What is required:
Pictures aside, repeat every entry exactly.

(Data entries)
^^^^^^^^

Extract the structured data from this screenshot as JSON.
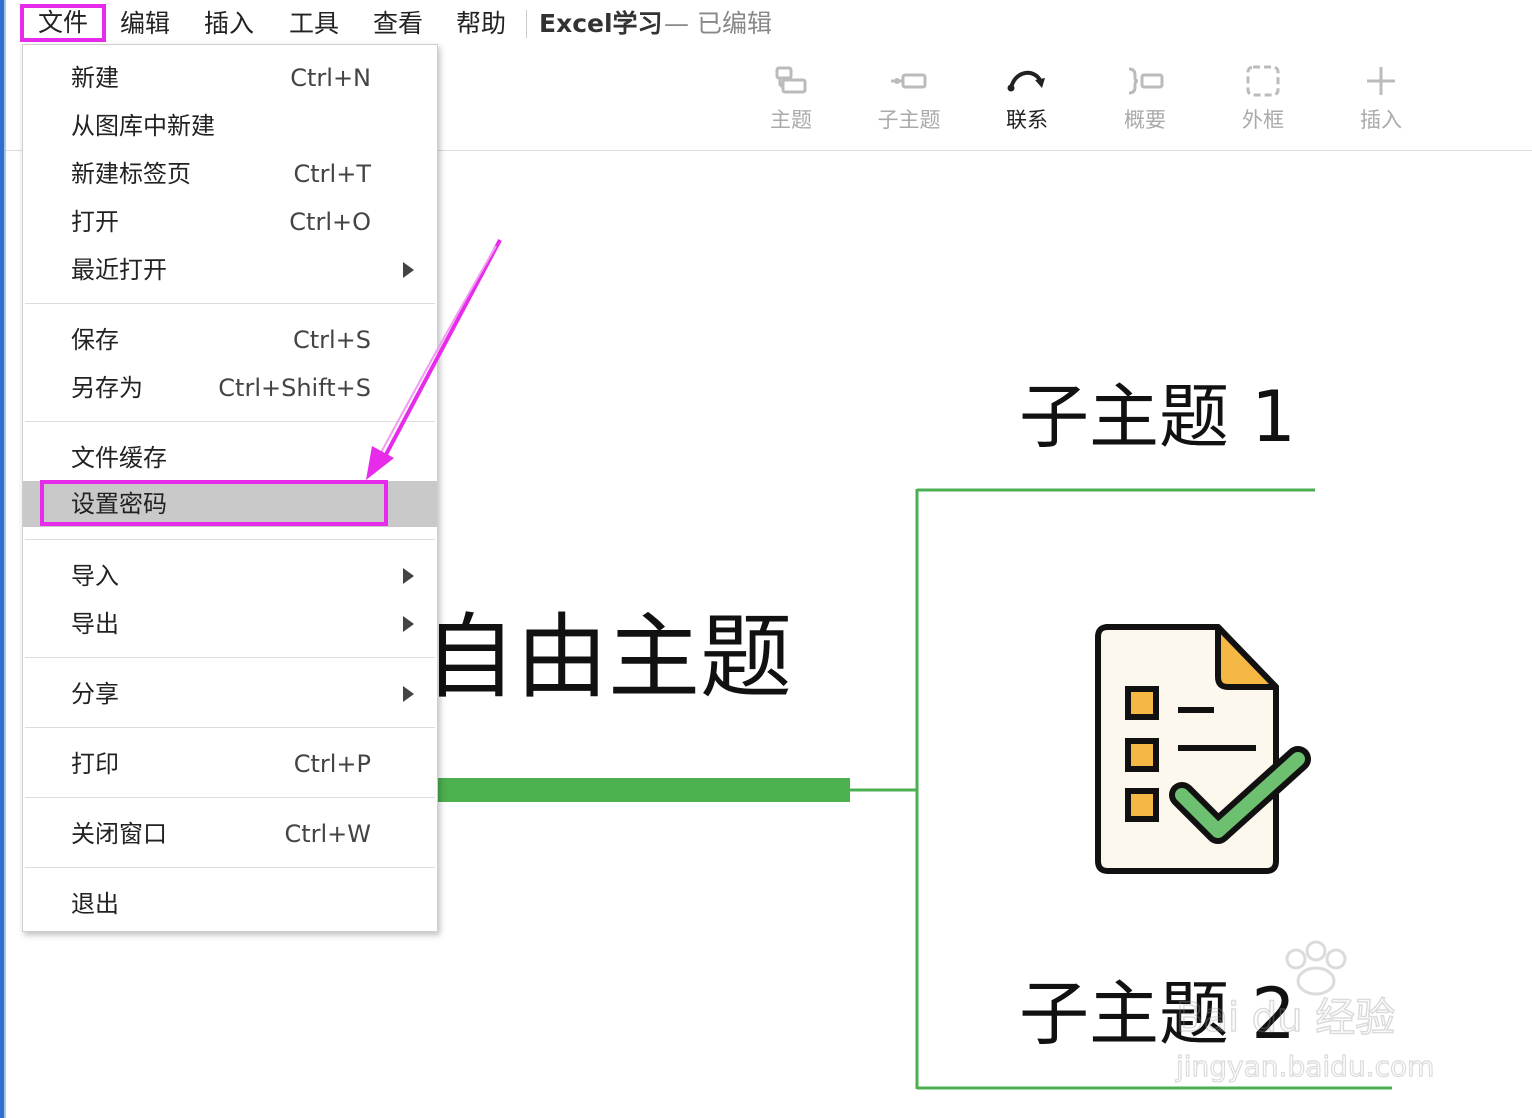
{
  "menubar": {
    "items": [
      "文件",
      "编辑",
      "插入",
      "工具",
      "查看",
      "帮助"
    ],
    "doc_title": "Excel学习",
    "doc_status": "— 已编辑"
  },
  "toolbar": {
    "items": [
      {
        "label": "主题",
        "icon": "topic-icon",
        "enabled": false
      },
      {
        "label": "子主题",
        "icon": "subtopic-icon",
        "enabled": false
      },
      {
        "label": "联系",
        "icon": "relationship-icon",
        "enabled": true
      },
      {
        "label": "概要",
        "icon": "summary-icon",
        "enabled": false
      },
      {
        "label": "外框",
        "icon": "boundary-icon",
        "enabled": false
      },
      {
        "label": "插入",
        "icon": "plus-icon",
        "enabled": false
      }
    ]
  },
  "file_menu": {
    "items": [
      {
        "label": "新建",
        "shortcut": "Ctrl+N"
      },
      {
        "label": "从图库中新建",
        "shortcut": ""
      },
      {
        "label": "新建标签页",
        "shortcut": "Ctrl+T"
      },
      {
        "label": "打开",
        "shortcut": "Ctrl+O"
      },
      {
        "label": "最近打开",
        "shortcut": "",
        "submenu": true
      },
      {
        "label": "保存",
        "shortcut": "Ctrl+S"
      },
      {
        "label": "另存为",
        "shortcut": "Ctrl+Shift+S"
      },
      {
        "label": "文件缓存",
        "shortcut": ""
      },
      {
        "label": "设置密码",
        "shortcut": "",
        "highlighted": true
      },
      {
        "label": "导入",
        "shortcut": "",
        "submenu": true
      },
      {
        "label": "导出",
        "shortcut": "",
        "submenu": true
      },
      {
        "label": "分享",
        "shortcut": "",
        "submenu": true
      },
      {
        "label": "打印",
        "shortcut": "Ctrl+P"
      },
      {
        "label": "关闭窗口",
        "shortcut": "Ctrl+W"
      },
      {
        "label": "退出",
        "shortcut": ""
      }
    ]
  },
  "mindmap": {
    "central_topic": "自由主题",
    "subtopic_1": "子主题 1",
    "subtopic_2": "子主题 2"
  },
  "watermark": {
    "brand": "Bai du 经验",
    "url": "jingyan.baidu.com"
  },
  "colors": {
    "highlight": "#e62bea",
    "branch": "#4caf50",
    "accent_blue": "#2f6fd0"
  }
}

^^^^^^^^

Written answer:
Extract the structured data from this screenshot as JSON.
{
  "menubar": {
    "items": [
      "文件",
      "编辑",
      "插入",
      "工具",
      "查看",
      "帮助"
    ],
    "doc_title": "Excel学习",
    "doc_status": "— 已编辑"
  },
  "toolbar": {
    "items": [
      {
        "label": "主题",
        "icon": "topic-icon",
        "enabled": false
      },
      {
        "label": "子主题",
        "icon": "subtopic-icon",
        "enabled": false
      },
      {
        "label": "联系",
        "icon": "relationship-icon",
        "enabled": true
      },
      {
        "label": "概要",
        "icon": "summary-icon",
        "enabled": false
      },
      {
        "label": "外框",
        "icon": "boundary-icon",
        "enabled": false
      },
      {
        "label": "插入",
        "icon": "plus-icon",
        "enabled": false
      }
    ]
  },
  "file_menu": {
    "items": [
      {
        "label": "新建",
        "shortcut": "Ctrl+N"
      },
      {
        "label": "从图库中新建",
        "shortcut": ""
      },
      {
        "label": "新建标签页",
        "shortcut": "Ctrl+T"
      },
      {
        "label": "打开",
        "shortcut": "Ctrl+O"
      },
      {
        "label": "最近打开",
        "shortcut": "",
        "submenu": true
      },
      {
        "label": "保存",
        "shortcut": "Ctrl+S"
      },
      {
        "label": "另存为",
        "shortcut": "Ctrl+Shift+S"
      },
      {
        "label": "文件缓存",
        "shortcut": ""
      },
      {
        "label": "设置密码",
        "shortcut": "",
        "highlighted": true
      },
      {
        "label": "导入",
        "shortcut": "",
        "submenu": true
      },
      {
        "label": "导出",
        "shortcut": "",
        "submenu": true
      },
      {
        "label": "分享",
        "shortcut": "",
        "submenu": true
      },
      {
        "label": "打印",
        "shortcut": "Ctrl+P"
      },
      {
        "label": "关闭窗口",
        "shortcut": "Ctrl+W"
      },
      {
        "label": "退出",
        "shortcut": ""
      }
    ]
  },
  "mindmap": {
    "central_topic": "自由主题",
    "subtopic_1": "子主题 1",
    "subtopic_2": "子主题 2"
  },
  "watermark": {
    "brand": "Bai du 经验",
    "url": "jingyan.baidu.com"
  },
  "colors": {
    "highlight": "#e62bea",
    "branch": "#4caf50",
    "accent_blue": "#2f6fd0"
  }
}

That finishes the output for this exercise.